| Task details |
The records below must be duplicated exactly, character for character.

| The records |
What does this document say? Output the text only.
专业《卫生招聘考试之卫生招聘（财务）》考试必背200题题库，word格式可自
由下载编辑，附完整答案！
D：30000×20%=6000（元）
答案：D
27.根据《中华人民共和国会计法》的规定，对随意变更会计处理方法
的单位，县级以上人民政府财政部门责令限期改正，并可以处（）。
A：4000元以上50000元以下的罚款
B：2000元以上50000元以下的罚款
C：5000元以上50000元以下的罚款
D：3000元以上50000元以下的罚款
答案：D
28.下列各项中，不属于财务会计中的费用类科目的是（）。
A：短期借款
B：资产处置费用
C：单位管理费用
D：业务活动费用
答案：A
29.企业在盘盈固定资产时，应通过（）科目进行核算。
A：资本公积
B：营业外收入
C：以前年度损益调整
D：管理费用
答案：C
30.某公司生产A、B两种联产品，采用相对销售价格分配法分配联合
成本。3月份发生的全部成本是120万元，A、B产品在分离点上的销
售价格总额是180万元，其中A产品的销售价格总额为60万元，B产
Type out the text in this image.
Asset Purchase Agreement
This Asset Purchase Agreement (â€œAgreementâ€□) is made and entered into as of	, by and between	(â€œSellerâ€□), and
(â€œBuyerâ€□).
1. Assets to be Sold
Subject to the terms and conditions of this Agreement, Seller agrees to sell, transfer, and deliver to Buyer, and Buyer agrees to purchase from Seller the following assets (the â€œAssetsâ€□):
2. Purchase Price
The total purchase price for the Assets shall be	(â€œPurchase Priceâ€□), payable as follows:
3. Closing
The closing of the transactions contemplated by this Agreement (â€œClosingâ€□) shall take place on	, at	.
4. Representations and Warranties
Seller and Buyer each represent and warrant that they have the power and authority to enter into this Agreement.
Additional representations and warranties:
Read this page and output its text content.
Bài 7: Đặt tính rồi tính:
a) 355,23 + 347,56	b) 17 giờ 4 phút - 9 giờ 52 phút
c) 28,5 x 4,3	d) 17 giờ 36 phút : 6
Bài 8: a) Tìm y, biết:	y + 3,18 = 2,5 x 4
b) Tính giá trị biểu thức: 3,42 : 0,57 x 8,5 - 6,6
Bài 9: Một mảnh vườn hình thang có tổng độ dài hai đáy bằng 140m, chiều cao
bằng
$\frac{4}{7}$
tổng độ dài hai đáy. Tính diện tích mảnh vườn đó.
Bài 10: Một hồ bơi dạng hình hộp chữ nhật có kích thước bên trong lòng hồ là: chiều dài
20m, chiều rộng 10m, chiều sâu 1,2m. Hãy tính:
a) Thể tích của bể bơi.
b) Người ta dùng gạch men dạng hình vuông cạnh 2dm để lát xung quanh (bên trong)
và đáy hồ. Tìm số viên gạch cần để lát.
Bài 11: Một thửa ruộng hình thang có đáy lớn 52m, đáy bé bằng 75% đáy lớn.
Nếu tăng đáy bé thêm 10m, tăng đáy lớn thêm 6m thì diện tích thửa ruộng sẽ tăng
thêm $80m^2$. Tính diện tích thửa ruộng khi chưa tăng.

| Written answer |
What does this document say? Output the text only.
专业《卫生招聘考试之卫生招聘（财务）》考试必背200题题库，word格式可自
由下载编辑，附完整答案！
D：30000×20%=6000（元）
答案：D
27.根据《中华人民共和国会计法》的规定，对随意变更会计处理方法
的单位，县级以上人民政府财政部门责令限期改正，并可以处（）。
A：4000元以上50000元以下的罚款
B：2000元以上50000元以下的罚款
C：5000元以上50000元以下的罚款
D：3000元以上50000元以下的罚款
答案：D
28.下列各项中，不属于财务会计中的费用类科目的是（）。
A：短期借款
B：资产处置费用
C：单位管理费用
D：业务活动费用
答案：A
29.企业在盘盈固定资产时，应通过（）科目进行核算。
A：资本公积
B：营业外收入
C：以前年度损益调整
D：管理费用
答案：C
30.某公司生产A、B两种联产品，采用相对销售价格分配法分配联合
成本。3月份发生的全部成本是120万元，A、B产品在分离点上的销
售价格总额是180万元，其中A产品的销售价格总额为60万元，B产
Type out the text in this image.
Asset Purchase Agreement
This Asset Purchase Agreement (â€œAgreementâ€□) is made and entered into as of	, by and between	(â€œSellerâ€□), and
(â€œBuyerâ€□).
1. Assets to be Sold
Subject to the terms and conditions of this Agreement, Seller agrees to sell, transfer, and deliver to Buyer, and Buyer agrees to purchase from Seller the following assets (the â€œAssetsâ€□):
2. Purchase Price
The total purchase price for the Assets shall be	(â€œPurchase Priceâ€□), payable as follows:
3. Closing
The closing of the transactions contemplated by this Agreement (â€œClosingâ€□) shall take place on	, at	.
4. Representations and Warranties
Seller and Buyer each represent and warrant that they have the power and authority to enter into this Agreement.
Additional representations and warranties:
Read this page and output its text content.
Bài 7: Đặt tính rồi tính:
a) 355,23 + 347,56	b) 17 giờ 4 phút - 9 giờ 52 phút
c) 28,5 x 4,3	d) 17 giờ 36 phút : 6
Bài 8: a) Tìm y, biết:	y + 3,18 = 2,5 x 4
b) Tính giá trị biểu thức: 3,42 : 0,57 x 8,5 - 6,6
Bài 9: Một mảnh vườn hình thang có tổng độ dài hai đáy bằng 140m, chiều cao
bằng
$\frac{4}{7}$
tổng độ dài hai đáy. Tính diện tích mảnh vườn đó.
Bài 10: Một hồ bơi dạng hình hộp chữ nhật có kích thước bên trong lòng hồ là: chiều dài
20m, chiều rộng 10m, chiều sâu 1,2m. Hãy tính:
a) Thể tích của bể bơi.
b) Người ta dùng gạch men dạng hình vuông cạnh 2dm để lát xung quanh (bên trong)
và đáy hồ. Tìm số viên gạch cần để lát.
Bài 11: Một thửa ruộng hình thang có đáy lớn 52m, đáy bé bằng 75% đáy lớn.
Nếu tăng đáy bé thêm 10m, tăng đáy lớn thêm 6m thì diện tích thửa ruộng sẽ tăng
thêm $80m^2$. Tính diện tích thửa ruộng khi chưa tăng.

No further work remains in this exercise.